**Required task:** Copy out every line of the data exactly.

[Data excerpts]
%%
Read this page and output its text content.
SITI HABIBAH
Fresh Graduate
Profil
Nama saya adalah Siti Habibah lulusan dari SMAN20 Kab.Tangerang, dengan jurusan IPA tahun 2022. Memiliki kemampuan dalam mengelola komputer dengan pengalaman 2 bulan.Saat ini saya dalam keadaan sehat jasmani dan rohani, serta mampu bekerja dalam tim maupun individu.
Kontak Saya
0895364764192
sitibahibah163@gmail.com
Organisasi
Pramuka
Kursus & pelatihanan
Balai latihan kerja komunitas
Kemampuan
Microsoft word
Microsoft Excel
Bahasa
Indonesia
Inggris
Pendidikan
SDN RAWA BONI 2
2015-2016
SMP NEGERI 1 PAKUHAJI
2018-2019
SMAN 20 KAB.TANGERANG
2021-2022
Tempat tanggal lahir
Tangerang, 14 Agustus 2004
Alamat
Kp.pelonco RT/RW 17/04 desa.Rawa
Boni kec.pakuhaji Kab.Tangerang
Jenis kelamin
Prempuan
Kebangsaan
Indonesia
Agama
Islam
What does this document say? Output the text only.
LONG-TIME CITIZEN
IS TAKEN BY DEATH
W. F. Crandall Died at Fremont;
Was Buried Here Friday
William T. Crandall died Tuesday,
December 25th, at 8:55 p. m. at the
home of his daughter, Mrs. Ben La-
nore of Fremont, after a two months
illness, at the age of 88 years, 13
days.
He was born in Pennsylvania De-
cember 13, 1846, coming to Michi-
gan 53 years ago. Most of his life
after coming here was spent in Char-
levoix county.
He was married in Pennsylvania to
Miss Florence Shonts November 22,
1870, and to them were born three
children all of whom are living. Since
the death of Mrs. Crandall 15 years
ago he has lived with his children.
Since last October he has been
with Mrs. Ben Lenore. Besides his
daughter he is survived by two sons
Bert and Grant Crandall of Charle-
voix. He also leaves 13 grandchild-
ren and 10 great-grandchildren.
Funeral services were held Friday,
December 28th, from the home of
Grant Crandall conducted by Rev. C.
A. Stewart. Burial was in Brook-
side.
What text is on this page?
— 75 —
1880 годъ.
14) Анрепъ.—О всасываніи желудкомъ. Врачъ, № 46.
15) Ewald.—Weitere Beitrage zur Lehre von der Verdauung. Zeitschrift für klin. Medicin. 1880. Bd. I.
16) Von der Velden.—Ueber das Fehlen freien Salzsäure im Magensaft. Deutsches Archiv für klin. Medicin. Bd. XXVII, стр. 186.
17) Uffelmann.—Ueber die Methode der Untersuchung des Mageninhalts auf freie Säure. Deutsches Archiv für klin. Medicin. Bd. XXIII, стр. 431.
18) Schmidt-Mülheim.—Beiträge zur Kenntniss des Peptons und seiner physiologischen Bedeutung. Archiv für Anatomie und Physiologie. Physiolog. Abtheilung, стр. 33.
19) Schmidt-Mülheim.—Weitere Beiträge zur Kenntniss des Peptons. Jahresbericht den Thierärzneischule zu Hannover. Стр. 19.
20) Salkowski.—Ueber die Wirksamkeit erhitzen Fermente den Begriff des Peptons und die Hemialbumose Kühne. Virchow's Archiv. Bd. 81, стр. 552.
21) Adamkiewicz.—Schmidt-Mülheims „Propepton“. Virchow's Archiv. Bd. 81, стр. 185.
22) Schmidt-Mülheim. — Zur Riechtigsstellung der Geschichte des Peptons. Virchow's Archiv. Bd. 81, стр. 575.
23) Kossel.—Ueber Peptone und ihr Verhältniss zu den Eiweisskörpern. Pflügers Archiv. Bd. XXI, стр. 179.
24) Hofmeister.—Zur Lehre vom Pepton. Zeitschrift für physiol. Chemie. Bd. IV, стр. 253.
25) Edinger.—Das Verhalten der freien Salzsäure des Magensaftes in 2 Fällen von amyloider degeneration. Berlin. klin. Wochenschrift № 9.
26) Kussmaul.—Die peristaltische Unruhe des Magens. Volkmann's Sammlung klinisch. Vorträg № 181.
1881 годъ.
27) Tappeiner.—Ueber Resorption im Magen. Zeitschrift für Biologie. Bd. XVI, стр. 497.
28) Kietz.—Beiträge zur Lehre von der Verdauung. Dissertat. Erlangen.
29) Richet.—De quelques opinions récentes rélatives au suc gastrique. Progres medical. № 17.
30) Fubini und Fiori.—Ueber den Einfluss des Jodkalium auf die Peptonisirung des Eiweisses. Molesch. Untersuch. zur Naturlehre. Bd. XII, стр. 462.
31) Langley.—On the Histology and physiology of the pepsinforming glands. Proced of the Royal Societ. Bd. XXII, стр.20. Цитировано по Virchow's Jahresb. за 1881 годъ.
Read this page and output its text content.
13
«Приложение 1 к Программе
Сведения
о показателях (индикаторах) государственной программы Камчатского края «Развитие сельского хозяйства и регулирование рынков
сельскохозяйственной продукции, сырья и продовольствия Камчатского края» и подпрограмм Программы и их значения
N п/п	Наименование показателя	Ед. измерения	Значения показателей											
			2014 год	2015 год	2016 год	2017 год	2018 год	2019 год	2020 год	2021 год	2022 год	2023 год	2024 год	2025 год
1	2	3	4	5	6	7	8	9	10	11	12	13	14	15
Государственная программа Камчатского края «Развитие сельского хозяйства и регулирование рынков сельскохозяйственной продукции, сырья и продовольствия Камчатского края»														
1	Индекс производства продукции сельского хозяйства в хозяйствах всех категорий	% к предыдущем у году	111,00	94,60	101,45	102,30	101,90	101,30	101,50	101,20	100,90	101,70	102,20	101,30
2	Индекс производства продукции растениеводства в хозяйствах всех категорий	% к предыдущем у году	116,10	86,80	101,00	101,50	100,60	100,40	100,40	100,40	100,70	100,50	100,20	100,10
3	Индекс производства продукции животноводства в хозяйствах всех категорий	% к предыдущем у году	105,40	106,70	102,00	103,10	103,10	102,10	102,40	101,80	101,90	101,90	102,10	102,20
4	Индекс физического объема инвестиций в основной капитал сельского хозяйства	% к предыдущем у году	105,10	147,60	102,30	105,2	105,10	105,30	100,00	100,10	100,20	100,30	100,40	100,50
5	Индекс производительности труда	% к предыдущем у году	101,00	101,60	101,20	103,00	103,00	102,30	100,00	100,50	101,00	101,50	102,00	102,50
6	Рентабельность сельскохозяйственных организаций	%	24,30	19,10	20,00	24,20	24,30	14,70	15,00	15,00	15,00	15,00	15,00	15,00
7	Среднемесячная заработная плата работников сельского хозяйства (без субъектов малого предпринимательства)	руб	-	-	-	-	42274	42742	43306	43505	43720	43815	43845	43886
%%
**Reply to the exercise:**
Read this page and output its text content.
SITI HABIBAH
Fresh Graduate
Profil
Nama saya adalah Siti Habibah lulusan dari SMAN20 Kab.Tangerang, dengan jurusan IPA tahun 2022. Memiliki kemampuan dalam mengelola komputer dengan pengalaman 2 bulan.Saat ini saya dalam keadaan sehat jasmani dan rohani, serta mampu bekerja dalam tim maupun individu.
Kontak Saya
0895364764192
sitibahibah163@gmail.com
Organisasi
Pramuka
Kursus & pelatihanan
Balai latihan kerja komunitas
Kemampuan
Microsoft word
Microsoft Excel
Bahasa
Indonesia
Inggris
Pendidikan
SDN RAWA BONI 2
2015-2016
SMP NEGERI 1 PAKUHAJI
2018-2019
SMAN 20 KAB.TANGERANG
2021-2022
Tempat tanggal lahir
Tangerang, 14 Agustus 2004
Alamat
Kp.pelonco RT/RW 17/04 desa.Rawa
Boni kec.pakuhaji Kab.Tangerang
Jenis kelamin
Prempuan
Kebangsaan
Indonesia
Agama
Islam
What does this document say? Output the text only.
LONG-TIME CITIZEN
IS TAKEN BY DEATH
W. F. Crandall Died at Fremont;
Was Buried Here Friday
William T. Crandall died Tuesday,
December 25th, at 8:55 p. m. at the
home of his daughter, Mrs. Ben La-
nore of Fremont, after a two months
illness, at the age of 88 years, 13
days.
He was born in Pennsylvania De-
cember 13, 1846, coming to Michi-
gan 53 years ago. Most of his life
after coming here was spent in Char-
levoix county.
He was married in Pennsylvania to
Miss Florence Shonts November 22,
1870, and to them were born three
children all of whom are living. Since
the death of Mrs. Crandall 15 years
ago he has lived with his children.
Since last October he has been
with Mrs. Ben Lenore. Besides his
daughter he is survived by two sons
Bert and Grant Crandall of Charle-
voix. He also leaves 13 grandchild-
ren and 10 great-grandchildren.
Funeral services were held Friday,
December 28th, from the home of
Grant Crandall conducted by Rev. C.
A. Stewart. Burial was in Brook-
side.
What text is on this page?
— 75 —
1880 годъ.
14) Анрепъ.—О всасываніи желудкомъ. Врачъ, № 46.
15) Ewald.—Weitere Beitrage zur Lehre von der Verdauung. Zeitschrift für klin. Medicin. 1880. Bd. I.
16) Von der Velden.—Ueber das Fehlen freien Salzsäure im Magensaft. Deutsches Archiv für klin. Medicin. Bd. XXVII, стр. 186.
17) Uffelmann.—Ueber die Methode der Untersuchung des Mageninhalts auf freie Säure. Deutsches Archiv für klin. Medicin. Bd. XXIII, стр. 431.
18) Schmidt-Mülheim.—Beiträge zur Kenntniss des Peptons und seiner physiologischen Bedeutung. Archiv für Anatomie und Physiologie. Physiolog. Abtheilung, стр. 33.
19) Schmidt-Mülheim.—Weitere Beiträge zur Kenntniss des Peptons. Jahresbericht den Thierärzneischule zu Hannover. Стр. 19.
20) Salkowski.—Ueber die Wirksamkeit erhitzen Fermente den Begriff des Peptons und die Hemialbumose Kühne. Virchow's Archiv. Bd. 81, стр. 552.
21) Adamkiewicz.—Schmidt-Mülheims „Propepton“. Virchow's Archiv. Bd. 81, стр. 185.
22) Schmidt-Mülheim. — Zur Riechtigsstellung der Geschichte des Peptons. Virchow's Archiv. Bd. 81, стр. 575.
23) Kossel.—Ueber Peptone und ihr Verhältniss zu den Eiweisskörpern. Pflügers Archiv. Bd. XXI, стр. 179.
24) Hofmeister.—Zur Lehre vom Pepton. Zeitschrift für physiol. Chemie. Bd. IV, стр. 253.
25) Edinger.—Das Verhalten der freien Salzsäure des Magensaftes in 2 Fällen von amyloider degeneration. Berlin. klin. Wochenschrift № 9.
26) Kussmaul.—Die peristaltische Unruhe des Magens. Volkmann's Sammlung klinisch. Vorträg № 181.
1881 годъ.
27) Tappeiner.—Ueber Resorption im Magen. Zeitschrift für Biologie. Bd. XVI, стр. 497.
28) Kietz.—Beiträge zur Lehre von der Verdauung. Dissertat. Erlangen.
29) Richet.—De quelques opinions récentes rélatives au suc gastrique. Progres medical. № 17.
30) Fubini und Fiori.—Ueber den Einfluss des Jodkalium auf die Peptonisirung des Eiweisses. Molesch. Untersuch. zur Naturlehre. Bd. XII, стр. 462.
31) Langley.—On the Histology and physiology of the pepsinforming glands. Proced of the Royal Societ. Bd. XXII, стр.20. Цитировано по Virchow's Jahresb. за 1881 годъ.
Read this page and output its text content.
13
«Приложение 1 к Программе
Сведения
о показателях (индикаторах) государственной программы Камчатского края «Развитие сельского хозяйства и регулирование рынков
сельскохозяйственной продукции, сырья и продовольствия Камчатского края» и подпрограмм Программы и их значения
N п/п	Наименование показателя	Ед. измерения	Значения показателей											
			2014 год	2015 год	2016 год	2017 год	2018 год	2019 год	2020 год	2021 год	2022 год	2023 год	2024 год	2025 год
1	2	3	4	5	6	7	8	9	10	11	12	13	14	15
Государственная программа Камчатского края «Развитие сельского хозяйства и регулирование рынков сельскохозяйственной продукции, сырья и продовольствия Камчатского края»														
1	Индекс производства продукции сельского хозяйства в хозяйствах всех категорий	% к предыдущем у году	111,00	94,60	101,45	102,30	101,90	101,30	101,50	101,20	100,90	101,70	102,20	101,30
2	Индекс производства продукции растениеводства в хозяйствах всех категорий	% к предыдущем у году	116,10	86,80	101,00	101,50	100,60	100,40	100,40	100,40	100,70	100,50	100,20	100,10
3	Индекс производства продукции животноводства в хозяйствах всех категорий	% к предыдущем у году	105,40	106,70	102,00	103,10	103,10	102,10	102,40	101,80	101,90	101,90	102,10	102,20
4	Индекс физического объема инвестиций в основной капитал сельского хозяйства	% к предыдущем у году	105,10	147,60	102,30	105,2	105,10	105,30	100,00	100,10	100,20	100,30	100,40	100,50
5	Индекс производительности труда	% к предыдущем у году	101,00	101,60	101,20	103,00	103,00	102,30	100,00	100,50	101,00	101,50	102,00	102,50
6	Рентабельность сельскохозяйственных организаций	%	24,30	19,10	20,00	24,20	24,30	14,70	15,00	15,00	15,00	15,00	15,00	15,00
7	Среднемесячная заработная плата работников сельского хозяйства (без субъектов малого предпринимательства)	руб	-	-	-	-	42274	42742	43306	43505	43720	43815	43845	43886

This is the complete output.